[Data excerpts]
——

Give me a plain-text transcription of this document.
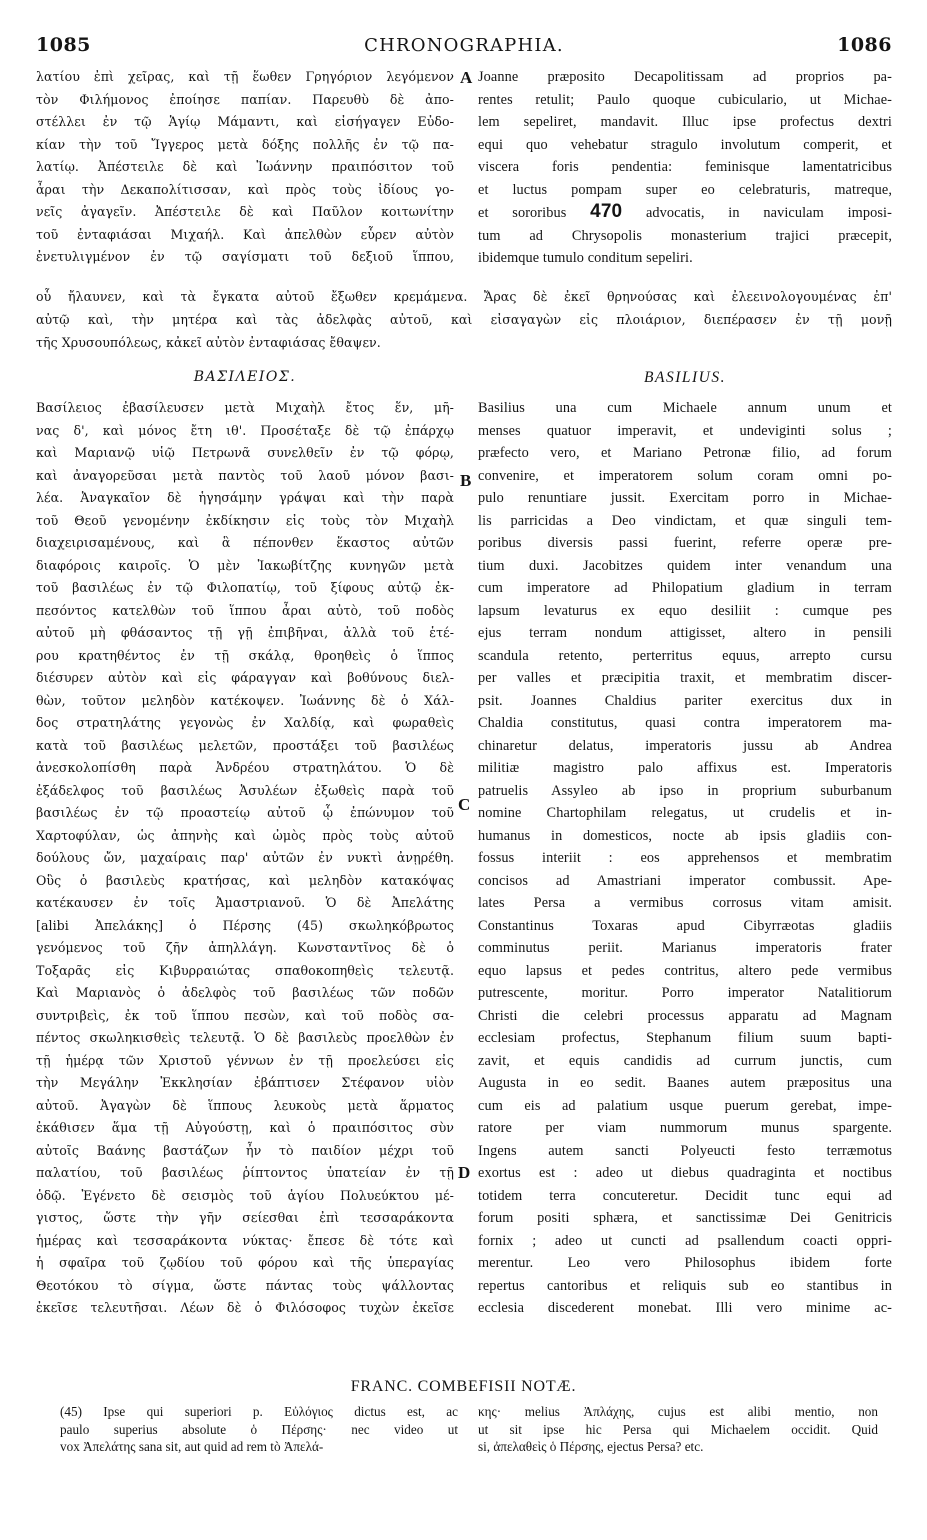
1085	CHRONOGRAPHIA.	1086
λατίου ἐπὶ χεῖρας, καὶ τῇ ἕωθεν Γρηγόριον λεγόμενον
τὸν Φιλήμονος ἐποίησε παπίαν. Παρευθὺ δὲ ἀπο-
στέλλει ἐν τῷ Ἁγίῳ Μάμαντι, καὶ εἰσήγαγεν Εὐδο-
κίαν τὴν τοῦ Ἴγγερος μετὰ δόξης πολλῆς ἐν τῷ πα-
λατίῳ. Ἀπέστειλε δὲ καὶ Ἰωάννην πραιπόσιτον τοῦ
ἆραι τὴν Δεκαπολίτισσαν, καὶ πρὸς τοὺς ἰδίους γο-
νεῖς ἀγαγεῖν. Ἀπέστειλε δὲ καὶ Παῦλον κοιτωνίτην
τοῦ ἐνταφιάσαι Μιχαήλ. Καὶ ἀπελθὼν εὗρεν αὐτὸν
ἐνετυλιγμένον ἐν τῷ σαγίσματι τοῦ δεξιοῦ ἵππου,
A Joanne præposito Decapolitissam ad proprios pa-
rentes retulit; Paulo quoque cubiculario, ut Michae-
lem sepeliret, mandavit. Illuc ipse profectus dextri
equi quo vehebatur stragulo involutum comperit, et
viscera foris pendentia: feminisque lamentatricibus
et luctus pompam super eo celebraturis, matreque,
et sororibus 470 advocatis, in naviculam imposi-
tum ad Chrysopolis monasterium trajici præcepit,
ibidemque tumulo conditum sepeliri.
οὗ ἤλαυνεν, καὶ τὰ ἔγκατα αὐτοῦ ἔξωθεν κρεμάμενα. Ἄρας δὲ ἐκεῖ θρηνούσας καὶ ἐλεεινολογουμένας ἐπ'
αὐτῷ καὶ, τὴν μητέρα καὶ τὰς ἀδελφὰς αὐτοῦ, καὶ εἰσαγαγὼν εἰς πλοιάριον, διεπέρασεν ἐν τῇ μονῇ
τῆς Χρυσουπόλεως, κἀκεῖ αὐτὸν ἐνταφιάσας ἔθαψεν.
ΒΑΣΙΛΕΙΟΣ.	BASILIUS.
Βασίλειος ἐβασίλευσεν μετὰ Μιχαὴλ ἔτος ἕν, μῆ-
νας δ', καὶ μόνος ἔτη ιθ'. Προσέταξε δὲ τῷ ἐπάρχῳ
καὶ Μαριανῷ υἱῷ Πετρωνᾶ συνελθεῖν ἐν τῷ φόρῳ,
καὶ ἀναγορεῦσαι μετὰ παντὸς τοῦ λαοῦ μόνον βασι-
λέα. Ἀναγκαῖον δὲ ἡγησάμην γράψαι καὶ τὴν παρὰ
τοῦ Θεοῦ γενομένην ἐκδίκησιν εἰς τοὺς τὸν Μιχαὴλ
διαχειρισαμένους, καὶ ἃ πέπονθεν ἕκαστος αὐτῶν
διαφόροις καιροῖς. Ὁ μὲν Ἰακωβίτζης κυνηγῶν μετὰ
τοῦ βασιλέως ἐν τῷ Φιλοπατίῳ, τοῦ ξίφους αὐτῷ ἐκ-
πεσόντος κατελθὼν τοῦ ἵππου ἆραι αὐτὸ, τοῦ ποδὸς
αὐτοῦ μὴ φθάσαντος τῇ γῇ ἐπιβῆναι, ἀλλὰ τοῦ ἑτέ-
ρου κρατηθέντος ἐν τῇ σκάλᾳ, θροηθεὶς ὁ ἵππος
διέσυρεν αὐτὸν καὶ εἰς φάραγγαν καὶ βοθύνους διελ-
θὼν, τοῦτον μεληδὸν κατέκοψεν. Ἰωάννης δὲ ὁ Χάλ-
δος στρατηλάτης γεγονὼς ἐν Χαλδίᾳ, καὶ φωραθεὶς
κατὰ τοῦ βασιλέως μελετῶν, προστάξει τοῦ βασιλέως
ἀνεσκολοπίσθη παρὰ Ἀνδρέου στρατηλάτου. Ὁ δὲ
ἐξάδελφος τοῦ βασιλέως Ἀσυλέων ἐξωθεὶς παρὰ τοῦ
βασιλέως ἐν τῷ προαστείῳ αὐτοῦ ᾧ ἐπώνυμον τοῦ
Χαρτοφύλαν, ὡς ἀπηνὴς καὶ ὠμὸς πρὸς τοὺς αὐτοῦ
δούλους ὤν, μαχαίραις παρ' αὐτῶν ἐν νυκτὶ ἀνῃρέθη.
Οὓς ὁ βασιλεὺς κρατήσας, καὶ μεληδὸν κατακόψας
κατέκαυσεν ἐν τοῖς Ἀμαστριανοῦ. Ὁ δὲ Ἀπελάτης
[alibi Ἀπελάκης] ὁ Πέρσης (45) σκωληκόβρωτος
γενόμενος τοῦ ζῆν ἀπηλλάγη. Κωνσταντῖνος δὲ ὁ
Τοξαρᾶς εἰς Κιβυρραιώτας σπαθοκοπηθεὶς τελευτᾷ.
Καὶ Μαριανὸς ὁ ἀδελφὸς τοῦ βασιλέως τῶν ποδῶν
συντριβεὶς, ἐκ τοῦ ἵππου πεσὼν, καὶ τοῦ ποδὸς σα-
πέντος σκωληκισθεὶς τελευτᾷ. Ὁ δὲ βασιλεὺς προελθὼν ἐν
τῇ ἡμέρᾳ τῶν Χριστοῦ γέννων ἐν τῇ προελεύσει εἰς
τὴν Μεγάλην Ἐκκλησίαν ἐβάπτισεν Στέφανον υἱὸν
αὐτοῦ. Ἀγαγὼν δὲ ἵππους λευκοὺς μετὰ ἅρματος
ἐκάθισεν ἅμα τῇ Αὐγούστῃ, καὶ ὁ πραιπόσιτος σὺν
αὐτοῖς Βαάνης βαστάζων ἦν τὸ παιδίον μέχρι τοῦ
παλατίου, τοῦ βασιλέως ῥίπτοντος ὑπατείαν ἐν τῇ
ὁδῷ. Ἐγένετο δὲ σεισμὸς τοῦ ἁγίου Πολυεύκτου μέ-
γιστος, ὥστε τὴν γῆν σείεσθαι ἐπὶ τεσσαράκοντα
ἡμέρας καὶ τεσσαράκοντα νύκτας· ἔπεσε δὲ τότε καὶ
ἡ σφαῖρα τοῦ ζῳδίου τοῦ φόρου καὶ τῆς ὑπεραγίας
Θεοτόκου τὸ σίγμα, ὥστε πάντας τοὺς ψάλλοντας
ἐκεῖσε τελευτῆσαι. Λέων δὲ ὁ Φιλόσοφος τυχὼν ἐκεῖσε
B
C
D
Basilius una cum Michaele annum unum et
menses quatuor imperavit, et undeviginti solus ;
præfecto vero, et Mariano Petronæ filio, ad forum
convenire, et imperatorem solum coram omni po-
pulo renuntiare jussit. Exercitam porro in Michae-
lis parricidas a Deo vindictam, et quæ singuli tem-
poribus diversis passi fuerint, referre operæ pre-
tium duxi. Jacobitzes quidem inter venandum una
cum imperatore ad Philopatium gladium in terram
lapsum levaturus ex equo desiliit : cumque pes
ejus terram nondum attigisset, altero in pensili
scandula retento, perterritus equus, arrepto cursu
per valles et præcipitia traxit, et membratim discer-
psit. Joannes Chaldius pariter exercitus dux in
Chaldia constitutus, quasi contra imperatorem ma-
chinaretur delatus, imperatoris jussu ab Andrea
militiæ magistro palo affixus est. Imperatoris
patruelis Assyleo ab ipso in proprium suburbanum
nomine Chartophilam relegatus, ut crudelis et in-
humanus in domesticos, nocte ab ipsis gladiis con-
fossus interiit : eos apprehensos et membratim
concisos ad Amastriani imperator combussit. Ape-
lates Persa a vermibus corrosus vitam amisit.
Constantinus Toxaras apud Cibyrræotas gladiis
comminutus periit. Marianus imperatoris frater
equo lapsus et pedes contritus, altero pede vermibus
putrescente, moritur. Porro imperator Natalitiorum
Christi die celebri processus apparatu ad Magnam
ecclesiam profectus, Stephanum filium suum bapti-
zavit, et equis candidis ad currum junctis, cum
Augusta in eo sedit. Baanes autem præpositus una
cum eis ad palatium usque puerum gerebat, impe-
ratore per viam nummorum munus spargente.
Ingens autem sancti Polyeucti festo terræmotus
exortus est : adeo ut diebus quadraginta et noctibus
totidem terra concuteretur. Decidit tunc equi ad
forum positi sphæra, et sanctissimæ Dei Genitricis
fornix ; adeo ut cuncti ad psallendum coacti oppri-
merentur. Leo vero Philosophus ibidem forte
repertus cantoribus et reliquis sub eo stantibus in
ecclesia discederent monebat. Illi vero minime ac-
FRANC. COMBEFISII NOTÆ.
(45) Ipse qui superiori p. Εὐλόγιος dictus est, ac
paulo superius absolute ὁ Πέρσης· nec video ut
vox Ἀπελάτης sana sit, aut quid ad rem tò Ἀπελά-
κης· melius Ἀπλάχης, cujus est alibi mentio, non
ut sit ipse hic Persa qui Michaelem occidit. Quid
si, ἀπελαθεὶς ὁ Πέρσης, ejectus Persa? etc.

——

* THE PROBLEM:
Out of the material above, gather each line where "vero" appears.

* COMPLETE RESPONSE:
præfecto vero, et Mariano Petronæ filio, ad forum
merentur. Leo vero Philosophus ibidem forte
ecclesia discederent monebat. Illi vero minime ac-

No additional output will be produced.